* TASK BRIEF *
Filter these entries so that only lines with the word "true" remain.

═════ STORED ROWS ═════

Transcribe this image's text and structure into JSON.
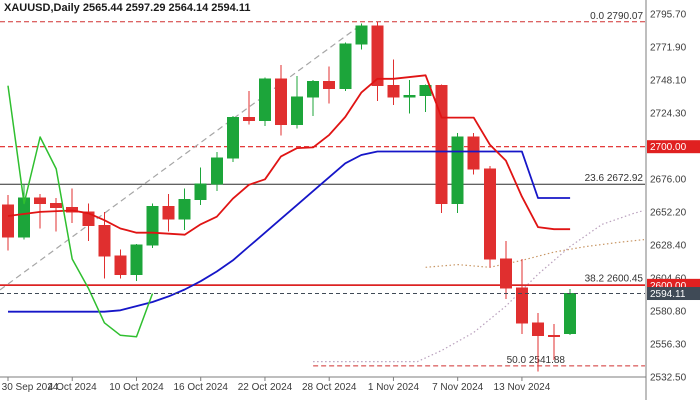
{
  "header": {
    "title": "XAUUSD,Daily 2565.44 2597.29 2564.14 2594.11"
  },
  "colors": {
    "background": "#ffffff",
    "axis_line": "#7e7e7e",
    "axis_text": "#3c3c3c",
    "bull": "#1ca53a",
    "bear": "#e02f2f",
    "tenkan": "#e01414",
    "kijun": "#1616c8",
    "chikou": "#2fbf2f",
    "senkou_a": "#c89664",
    "senkou_b": "#b9a0bd",
    "trendline": "#a6a6a6",
    "fib_red": "#d03030",
    "fib_dark": "#2f2f2f",
    "badge_red": "#e02020",
    "badge_price": "#3f4a56"
  },
  "chart_data": {
    "type": "candlestick",
    "symbol": "XAUUSD",
    "timeframe": "Daily",
    "title": "XAUUSD,Daily",
    "current_ohlc": {
      "open": "2565.44",
      "high": "2597.29",
      "low": "2564.14",
      "close": "2594.11"
    },
    "y_axis": {
      "ticks": [
        "2795.70",
        "2771.90",
        "2748.10",
        "2724.30",
        "2700.50",
        "2676.00",
        "2652.20",
        "2628.40",
        "2604.60",
        "2580.80",
        "2556.30",
        "2532.50"
      ]
    },
    "x_axis": {
      "labels": [
        {
          "index": 0,
          "text": "30 Sep 2024"
        },
        {
          "index": 4,
          "text": "4 Oct 2024"
        },
        {
          "index": 8,
          "text": "10 Oct 2024"
        },
        {
          "index": 12,
          "text": "16 Oct 2024"
        },
        {
          "index": 16,
          "text": "22 Oct 2024"
        },
        {
          "index": 20,
          "text": "28 Oct 2024"
        },
        {
          "index": 24,
          "text": "1 Nov 2024"
        },
        {
          "index": 28,
          "text": "7 Nov 2024"
        },
        {
          "index": 32,
          "text": "13 Nov 2024"
        }
      ]
    },
    "candles": [
      [
        2658,
        2665,
        2625,
        2635
      ],
      [
        2635,
        2673,
        2633,
        2663
      ],
      [
        2663,
        2666,
        2641,
        2659
      ],
      [
        2659,
        2663,
        2639,
        2656
      ],
      [
        2656,
        2670,
        2645,
        2653
      ],
      [
        2653,
        2659,
        2632,
        2643
      ],
      [
        2643,
        2653,
        2605,
        2621
      ],
      [
        2621,
        2626,
        2605,
        2608
      ],
      [
        2608,
        2630,
        2603,
        2629
      ],
      [
        2629,
        2659,
        2627,
        2657
      ],
      [
        2657,
        2666,
        2639,
        2648
      ],
      [
        2648,
        2670,
        2640,
        2662
      ],
      [
        2662,
        2685,
        2658,
        2673
      ],
      [
        2673,
        2696,
        2668,
        2692
      ],
      [
        2692,
        2722,
        2689,
        2721
      ],
      [
        2721,
        2740,
        2716,
        2719
      ],
      [
        2719,
        2750,
        2715,
        2749
      ],
      [
        2749,
        2759,
        2708,
        2716
      ],
      [
        2716,
        2751,
        2713,
        2736
      ],
      [
        2736,
        2748,
        2722,
        2747
      ],
      [
        2747,
        2758,
        2731,
        2742
      ],
      [
        2742,
        2775,
        2740,
        2774
      ],
      [
        2774,
        2789,
        2770,
        2787
      ],
      [
        2787,
        2790,
        2733,
        2744
      ],
      [
        2744,
        2763,
        2730,
        2736
      ],
      [
        2736,
        2748,
        2724,
        2737
      ],
      [
        2737,
        2745,
        2725,
        2744
      ],
      [
        2744,
        2745,
        2652,
        2659
      ],
      [
        2659,
        2710,
        2652,
        2707
      ],
      [
        2707,
        2710,
        2680,
        2684
      ],
      [
        2684,
        2686,
        2613,
        2619
      ],
      [
        2619,
        2632,
        2590,
        2598
      ],
      [
        2598,
        2619,
        2565,
        2573
      ],
      [
        2573,
        2580,
        2538,
        2564
      ],
      [
        2564,
        2572,
        2546,
        2563
      ],
      [
        2565.44,
        2597.29,
        2564.14,
        2594.11
      ]
    ],
    "overlays": {
      "tenkan": {
        "name": "tenkan-sen",
        "width": 1.8,
        "points": [
          [
            0,
            2650
          ],
          [
            2,
            2653
          ],
          [
            4,
            2654
          ],
          [
            5,
            2652
          ],
          [
            6,
            2647
          ],
          [
            7,
            2641
          ],
          [
            8,
            2638
          ],
          [
            9,
            2638
          ],
          [
            11,
            2636.5
          ],
          [
            12,
            2644
          ],
          [
            13,
            2649.5
          ],
          [
            14,
            2662.5
          ],
          [
            15,
            2672.5
          ],
          [
            16,
            2676.5
          ],
          [
            17,
            2693
          ],
          [
            18,
            2699
          ],
          [
            19,
            2699.5
          ],
          [
            20,
            2708.5
          ],
          [
            21,
            2721.5
          ],
          [
            22,
            2739
          ],
          [
            23,
            2749
          ],
          [
            24,
            2749
          ],
          [
            26,
            2751.5
          ],
          [
            27,
            2721
          ],
          [
            29,
            2721
          ],
          [
            30,
            2701.5
          ],
          [
            31,
            2690
          ],
          [
            32,
            2664
          ],
          [
            33,
            2642
          ],
          [
            34,
            2640.5
          ],
          [
            35,
            2640.5
          ]
        ]
      },
      "kijun": {
        "name": "kijun-sen",
        "width": 1.8,
        "points": [
          [
            0,
            2581
          ],
          [
            6,
            2581
          ],
          [
            7,
            2582
          ],
          [
            8,
            2585
          ],
          [
            9,
            2588
          ],
          [
            10,
            2592
          ],
          [
            11,
            2597
          ],
          [
            12,
            2603
          ],
          [
            13,
            2610
          ],
          [
            14,
            2618
          ],
          [
            15,
            2628
          ],
          [
            16,
            2638
          ],
          [
            17,
            2648
          ],
          [
            18,
            2658
          ],
          [
            19,
            2668
          ],
          [
            20,
            2678
          ],
          [
            21,
            2688
          ],
          [
            22,
            2694
          ],
          [
            23,
            2696.5
          ],
          [
            32,
            2696.5
          ],
          [
            33,
            2663
          ],
          [
            35,
            2663
          ]
        ]
      },
      "chikou": {
        "name": "chikou-span",
        "width": 1.5,
        "points": [
          [
            0,
            2744
          ],
          [
            1,
            2659
          ],
          [
            2,
            2707
          ],
          [
            3,
            2684
          ],
          [
            4,
            2619
          ],
          [
            5,
            2598
          ],
          [
            6,
            2573
          ],
          [
            7,
            2564
          ],
          [
            8,
            2563
          ],
          [
            9,
            2594.11
          ]
        ]
      },
      "senkou_a": {
        "name": "senkou-span-a",
        "width": 1.2,
        "points": [
          [
            26,
            2613
          ],
          [
            28,
            2615
          ],
          [
            30,
            2613
          ],
          [
            32,
            2618
          ],
          [
            34,
            2624
          ],
          [
            36,
            2628
          ],
          [
            38,
            2631
          ],
          [
            39.6,
            2633
          ]
        ]
      },
      "senkou_b": {
        "name": "senkou-span-b",
        "width": 1.2,
        "points": [
          [
            19,
            2545
          ],
          [
            25.5,
            2545
          ],
          [
            27,
            2553
          ],
          [
            29,
            2566
          ],
          [
            31,
            2585
          ],
          [
            33,
            2608
          ],
          [
            35,
            2628
          ],
          [
            37,
            2644
          ],
          [
            39,
            2652
          ],
          [
            39.6,
            2654
          ]
        ]
      }
    },
    "levels": {
      "hlines": [
        {
          "price": 2700.0,
          "label": "2700.00",
          "dash": true
        },
        {
          "price": 2600.0,
          "label": "2600.00",
          "dash": false
        }
      ],
      "current_price": {
        "price": 2594.11,
        "label": "2594.11",
        "dash": true
      },
      "fibonacci": [
        {
          "level": "0.0",
          "price": 2790.07,
          "text": "0.0 2790.07",
          "dash": true,
          "color": "red"
        },
        {
          "level": "23.6",
          "price": 2672.92,
          "text": "23.6 2672.92",
          "dash": false,
          "color": "dark"
        },
        {
          "level": "38.2",
          "price": 2600.45,
          "text": "38.2 2600.45",
          "dash": false,
          "color": "red"
        },
        {
          "level": "50.0",
          "price": 2541.88,
          "text": "50.0 2541.88",
          "dash": true,
          "color": "red",
          "from_index": 19,
          "label_end_x": 565
        }
      ],
      "trendline": {
        "dash": true,
        "points": [
          [
            -0.5,
            2596.7
          ],
          [
            22.05,
            2788.5
          ]
        ]
      }
    }
  }
}
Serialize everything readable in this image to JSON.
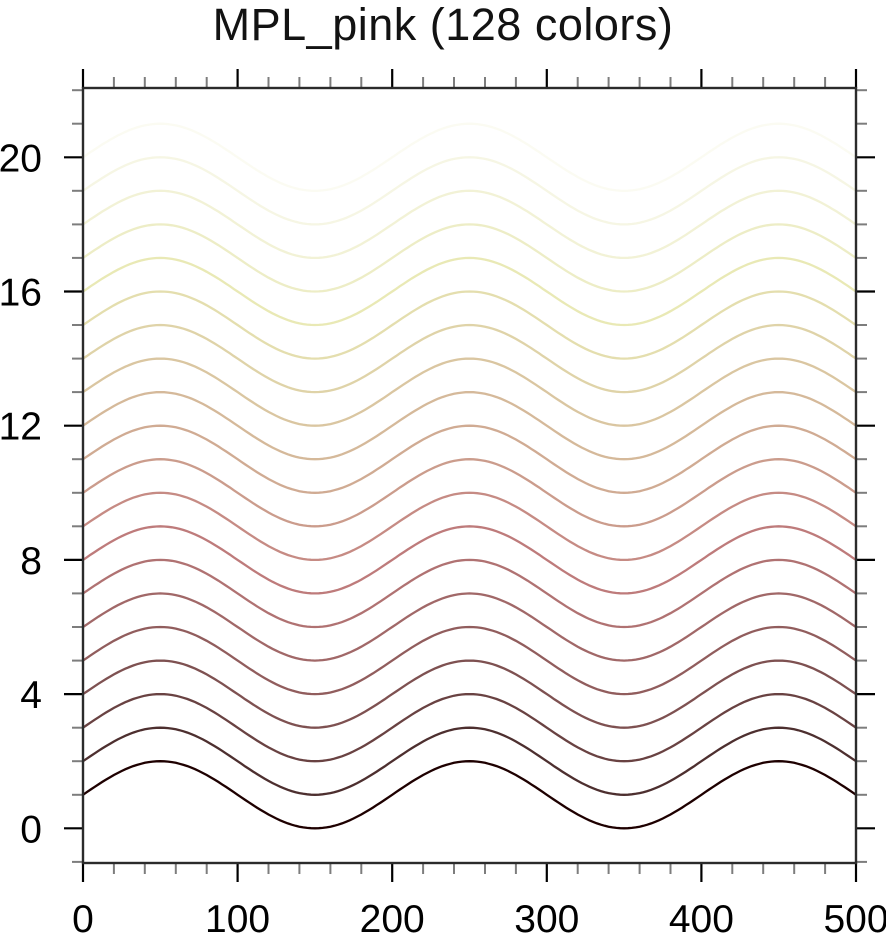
{
  "title": "MPL_pink (128 colors)",
  "chart_data": {
    "type": "line",
    "title": "MPL_pink (128 colors)",
    "colormap_name": "MPL_pink",
    "n_colors": 128,
    "background_color": "#ffffff",
    "axis_color": "#2b2b2b",
    "major_tick_color": "#000000",
    "minor_tick_color": "#7d7d7d",
    "label_color": "#000000",
    "grid": false,
    "legend": false,
    "x_axis": {
      "range": [
        0,
        500
      ],
      "major_ticks": [
        0,
        100,
        200,
        300,
        400,
        500
      ],
      "tick_labels": [
        "0",
        "100",
        "200",
        "300",
        "400",
        "500"
      ],
      "minor_tick_step": 20
    },
    "y_axis": {
      "range": [
        -1.034,
        22.065
      ],
      "major_ticks": [
        0,
        4,
        8,
        12,
        16,
        20
      ],
      "tick_labels": [
        "0",
        "4",
        "8",
        "12",
        "16",
        "20"
      ],
      "minor_tick_step": 1,
      "minor_tick_range": [
        -1,
        22
      ]
    },
    "curves": {
      "count": 21,
      "formula": "y = offset + amplitude * sin(2*PI*x/period)",
      "period": 200,
      "amplitude": 1,
      "offsets": [
        1,
        2,
        3,
        4,
        5,
        6,
        7,
        8,
        9,
        10,
        11,
        12,
        13,
        14,
        15,
        16,
        17,
        18,
        19,
        20,
        21
      ],
      "colors": [
        "#1e0000",
        "#4d2f2f",
        "#694242",
        "#7e5151",
        "#915d5d",
        "#a16868",
        "#b07272",
        "#be7b7b",
        "#c68b84",
        "#cb9c8c",
        "#d0ab93",
        "#d5b99a",
        "#dac6a1",
        "#dfd3a8",
        "#e4deae",
        "#e9e9b5",
        "#ededc6",
        "#f2f2d6",
        "#f6f6e4",
        "#fbfbf2",
        "#ffffff"
      ]
    }
  }
}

═════

* TASK RESULT *
          "dash": true
        "dash": true
          "dash": true,
          "dash": true,
        "dash": true,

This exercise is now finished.